- [To be done] Copy out exactly the lines from the one containing "Read all visible content and emit it as JSON." to the last line of the records below, both included, and leave out any pictures.
################
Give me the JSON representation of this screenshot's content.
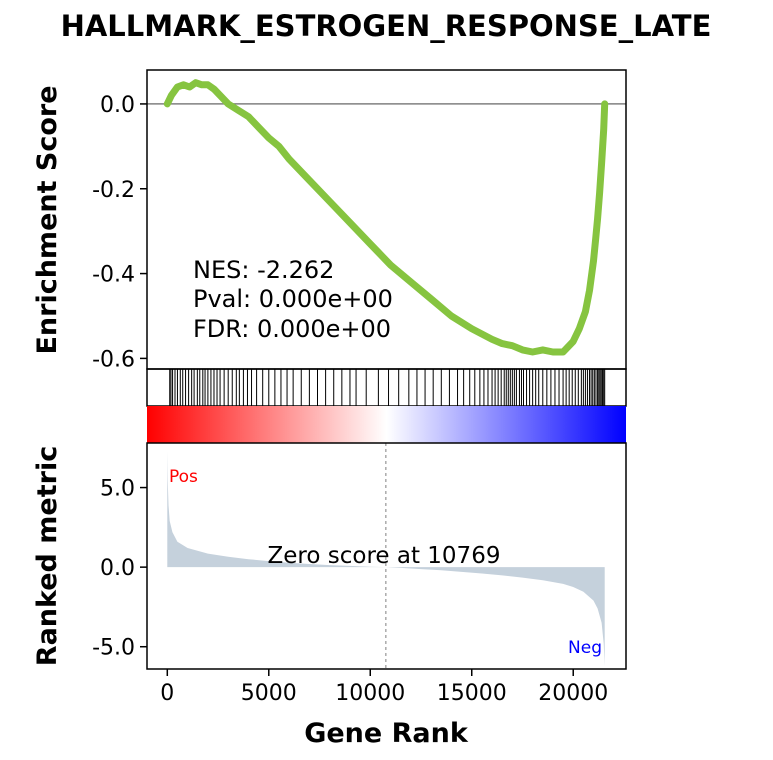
{
  "chart_data": {
    "type": "line",
    "title": "HALLMARK_ESTROGEN_RESPONSE_LATE",
    "xlabel": "Gene Rank",
    "xlim": [
      -1000,
      22600
    ],
    "x_ticks": [
      0,
      5000,
      10000,
      15000,
      20000
    ],
    "x_tick_labels": [
      "0",
      "5000",
      "10000",
      "15000",
      "20000"
    ],
    "enrichment": {
      "ylabel": "Enrichment Score",
      "ylim": [
        -0.625,
        0.08
      ],
      "y_ticks": [
        0.0,
        -0.2,
        -0.4,
        -0.6
      ],
      "y_tick_labels": [
        "0.0",
        "-0.2",
        "-0.4",
        "-0.6"
      ],
      "line_color": "#86c440",
      "x": [
        0,
        200,
        500,
        800,
        1100,
        1400,
        1700,
        2000,
        2300,
        2600,
        3000,
        3500,
        4000,
        4500,
        5000,
        5500,
        6000,
        7000,
        8000,
        9000,
        10000,
        11000,
        12000,
        13000,
        14000,
        15000,
        16000,
        16500,
        17000,
        17500,
        18000,
        18500,
        19000,
        19500,
        20000,
        20300,
        20600,
        20800,
        21000,
        21100,
        21200,
        21300,
        21400,
        21500,
        21550
      ],
      "y": [
        0.0,
        0.02,
        0.04,
        0.045,
        0.04,
        0.05,
        0.045,
        0.045,
        0.035,
        0.02,
        0.0,
        -0.015,
        -0.03,
        -0.055,
        -0.08,
        -0.1,
        -0.13,
        -0.18,
        -0.23,
        -0.28,
        -0.33,
        -0.38,
        -0.42,
        -0.46,
        -0.5,
        -0.53,
        -0.555,
        -0.565,
        -0.57,
        -0.58,
        -0.585,
        -0.58,
        -0.585,
        -0.585,
        -0.56,
        -0.53,
        -0.49,
        -0.44,
        -0.37,
        -0.32,
        -0.27,
        -0.21,
        -0.14,
        -0.06,
        0.0
      ],
      "nes_text": "NES: -2.262",
      "pval_text": "Pval: 0.000e+00",
      "fdr_text": "FDR: 0.000e+00"
    },
    "hits": [
      120,
      180,
      260,
      380,
      500,
      640,
      760,
      900,
      1050,
      1200,
      1320,
      1480,
      1600,
      1750,
      1860,
      2000,
      2150,
      2300,
      2450,
      2600,
      2800,
      3000,
      3200,
      3400,
      3550,
      3750,
      3950,
      4150,
      4400,
      4700,
      5000,
      5300,
      5600,
      5900,
      6200,
      6600,
      7000,
      7400,
      7800,
      8200,
      8600,
      9000,
      9300,
      9800,
      10400,
      10900,
      11400,
      11900,
      12300,
      12700,
      13100,
      13500,
      13900,
      14300,
      14600,
      14900,
      15150,
      15400,
      15600,
      15800,
      16000,
      16150,
      16300,
      16450,
      16600,
      16700,
      16800,
      16900,
      17000,
      17100,
      17200,
      17350,
      17450,
      17550,
      17700,
      17850,
      18000,
      18150,
      18300,
      18500,
      18700,
      18900,
      19100,
      19300,
      19500,
      19650,
      19800,
      19950,
      20100,
      20250,
      20400,
      20500,
      20600,
      20700,
      20800,
      20880,
      20960,
      21040,
      21120,
      21200,
      21260,
      21320,
      21380,
      21440,
      21500,
      21550
    ],
    "ranked_metric": {
      "ylabel": "Ranked metric",
      "ylim": [
        -6.4,
        7.8
      ],
      "y_ticks": [
        5.0,
        0.0,
        -5.0
      ],
      "y_tick_labels": [
        "5.0",
        "0.0",
        "-5.0"
      ],
      "fill_color": "#c5d1dc",
      "x": [
        0,
        20,
        60,
        120,
        250,
        500,
        1000,
        2000,
        3000,
        4000,
        5000,
        6000,
        7000,
        8000,
        9000,
        10000,
        10769,
        11500,
        12500,
        13500,
        14500,
        15500,
        16500,
        17500,
        18500,
        19500,
        20000,
        20500,
        21000,
        21200,
        21400,
        21500,
        21550
      ],
      "y": [
        7.3,
        5.5,
        3.9,
        2.9,
        2.2,
        1.6,
        1.2,
        0.85,
        0.65,
        0.5,
        0.38,
        0.28,
        0.2,
        0.13,
        0.08,
        0.03,
        0.0,
        -0.05,
        -0.12,
        -0.2,
        -0.3,
        -0.4,
        -0.52,
        -0.66,
        -0.82,
        -1.05,
        -1.25,
        -1.55,
        -2.1,
        -2.6,
        -3.5,
        -4.8,
        -6.2
      ],
      "zero_rank": 10769,
      "zero_text": "Zero score at 10769",
      "pos_label": "Pos",
      "neg_label": "Neg",
      "pos_color": "#ff0000",
      "neg_color": "#0000ff"
    },
    "colorbar": {
      "colors": [
        "#ff0000",
        "#ffffff",
        "#0000ff"
      ]
    }
  }
}
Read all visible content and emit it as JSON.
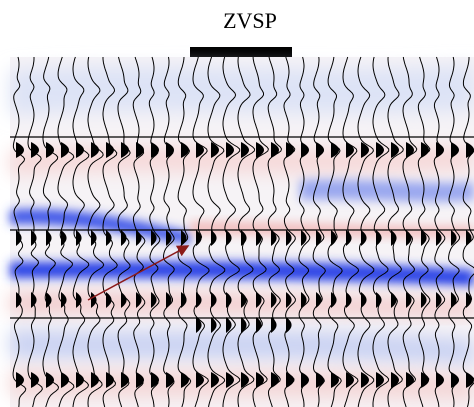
{
  "title": "ZVSP"
}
################
- [Complete response]
Read all visible content and emit it as JSON.
{
  "title": "ZVSP"
}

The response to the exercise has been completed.